What is being asked: Pick out every line of the entries below where "Weekly" occurs, and copy those lines.

** Start **

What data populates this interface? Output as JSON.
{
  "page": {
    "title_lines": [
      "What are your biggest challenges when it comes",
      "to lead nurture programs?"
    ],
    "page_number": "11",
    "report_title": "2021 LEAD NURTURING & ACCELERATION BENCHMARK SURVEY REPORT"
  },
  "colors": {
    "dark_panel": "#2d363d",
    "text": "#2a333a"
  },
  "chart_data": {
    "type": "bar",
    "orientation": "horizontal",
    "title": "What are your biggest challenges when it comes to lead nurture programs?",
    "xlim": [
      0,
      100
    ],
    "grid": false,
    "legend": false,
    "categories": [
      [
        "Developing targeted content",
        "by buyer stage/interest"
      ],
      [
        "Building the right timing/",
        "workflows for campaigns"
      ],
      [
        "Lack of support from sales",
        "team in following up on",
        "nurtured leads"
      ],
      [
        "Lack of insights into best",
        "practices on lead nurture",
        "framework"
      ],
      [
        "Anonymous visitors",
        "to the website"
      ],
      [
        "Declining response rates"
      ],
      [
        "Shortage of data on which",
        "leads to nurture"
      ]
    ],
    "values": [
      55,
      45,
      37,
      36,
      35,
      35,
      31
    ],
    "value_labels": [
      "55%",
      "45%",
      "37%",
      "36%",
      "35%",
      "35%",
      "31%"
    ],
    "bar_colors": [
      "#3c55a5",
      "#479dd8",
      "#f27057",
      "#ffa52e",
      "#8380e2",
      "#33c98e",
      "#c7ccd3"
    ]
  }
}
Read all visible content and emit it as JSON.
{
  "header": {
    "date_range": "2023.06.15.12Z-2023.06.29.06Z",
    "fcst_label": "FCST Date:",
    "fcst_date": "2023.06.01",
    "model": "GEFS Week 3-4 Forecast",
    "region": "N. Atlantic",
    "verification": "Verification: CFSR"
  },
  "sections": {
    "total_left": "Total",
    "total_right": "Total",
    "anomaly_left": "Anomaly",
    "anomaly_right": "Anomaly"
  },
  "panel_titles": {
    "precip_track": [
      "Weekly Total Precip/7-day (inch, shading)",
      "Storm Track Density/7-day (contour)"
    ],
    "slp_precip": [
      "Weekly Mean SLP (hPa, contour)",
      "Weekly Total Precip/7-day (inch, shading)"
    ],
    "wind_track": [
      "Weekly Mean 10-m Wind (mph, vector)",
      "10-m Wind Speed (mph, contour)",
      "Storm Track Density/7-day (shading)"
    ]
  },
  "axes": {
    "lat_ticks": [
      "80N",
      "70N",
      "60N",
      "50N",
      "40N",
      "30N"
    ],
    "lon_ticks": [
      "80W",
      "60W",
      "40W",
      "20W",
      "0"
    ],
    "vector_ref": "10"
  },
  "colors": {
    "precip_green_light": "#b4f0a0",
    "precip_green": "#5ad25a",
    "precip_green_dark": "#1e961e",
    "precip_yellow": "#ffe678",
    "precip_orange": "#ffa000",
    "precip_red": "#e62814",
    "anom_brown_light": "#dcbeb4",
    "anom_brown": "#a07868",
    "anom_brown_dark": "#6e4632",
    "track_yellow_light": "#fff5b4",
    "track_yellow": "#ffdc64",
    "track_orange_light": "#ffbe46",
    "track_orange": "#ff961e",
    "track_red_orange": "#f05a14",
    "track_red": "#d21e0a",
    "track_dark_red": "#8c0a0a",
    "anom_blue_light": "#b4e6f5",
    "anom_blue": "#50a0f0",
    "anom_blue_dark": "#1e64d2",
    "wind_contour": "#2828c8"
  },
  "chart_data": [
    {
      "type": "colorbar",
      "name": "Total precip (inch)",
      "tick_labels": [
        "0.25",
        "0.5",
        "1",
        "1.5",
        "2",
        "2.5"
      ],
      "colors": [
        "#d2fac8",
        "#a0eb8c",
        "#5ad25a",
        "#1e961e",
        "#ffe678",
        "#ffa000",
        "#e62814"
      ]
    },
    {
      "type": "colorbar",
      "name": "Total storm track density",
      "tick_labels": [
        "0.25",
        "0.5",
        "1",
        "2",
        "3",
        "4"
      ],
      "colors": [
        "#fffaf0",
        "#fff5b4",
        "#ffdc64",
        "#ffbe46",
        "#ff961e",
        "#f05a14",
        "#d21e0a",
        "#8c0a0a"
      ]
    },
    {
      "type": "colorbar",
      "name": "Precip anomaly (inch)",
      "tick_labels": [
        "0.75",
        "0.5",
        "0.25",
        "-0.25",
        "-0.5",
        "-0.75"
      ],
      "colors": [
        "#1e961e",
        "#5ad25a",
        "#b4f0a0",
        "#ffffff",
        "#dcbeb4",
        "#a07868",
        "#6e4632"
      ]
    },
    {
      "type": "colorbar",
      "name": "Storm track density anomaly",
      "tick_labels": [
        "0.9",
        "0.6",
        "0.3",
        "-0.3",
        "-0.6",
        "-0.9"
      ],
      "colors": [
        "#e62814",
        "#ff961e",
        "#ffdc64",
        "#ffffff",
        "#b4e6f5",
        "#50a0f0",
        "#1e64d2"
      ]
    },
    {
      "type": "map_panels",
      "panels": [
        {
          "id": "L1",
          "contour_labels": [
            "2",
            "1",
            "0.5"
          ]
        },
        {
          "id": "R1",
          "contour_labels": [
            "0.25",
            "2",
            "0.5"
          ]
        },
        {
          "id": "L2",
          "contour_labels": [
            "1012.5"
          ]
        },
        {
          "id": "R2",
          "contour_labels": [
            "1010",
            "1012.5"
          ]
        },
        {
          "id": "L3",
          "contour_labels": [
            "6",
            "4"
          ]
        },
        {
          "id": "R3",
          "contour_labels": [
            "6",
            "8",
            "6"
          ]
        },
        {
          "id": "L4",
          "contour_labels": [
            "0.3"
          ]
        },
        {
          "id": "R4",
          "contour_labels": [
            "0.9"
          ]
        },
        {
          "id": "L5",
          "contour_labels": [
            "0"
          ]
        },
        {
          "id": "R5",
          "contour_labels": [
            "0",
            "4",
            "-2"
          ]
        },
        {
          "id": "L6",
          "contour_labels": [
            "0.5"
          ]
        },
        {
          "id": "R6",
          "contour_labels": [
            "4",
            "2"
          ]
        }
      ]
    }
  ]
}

** End **

Result of this task:
      "Weekly Total Precip/7-day (inch, shading)",
      "Weekly Mean SLP (hPa, contour)",
      "Weekly Total Precip/7-day (inch, shading)"
      "Weekly Mean 10-m Wind (mph, vector)",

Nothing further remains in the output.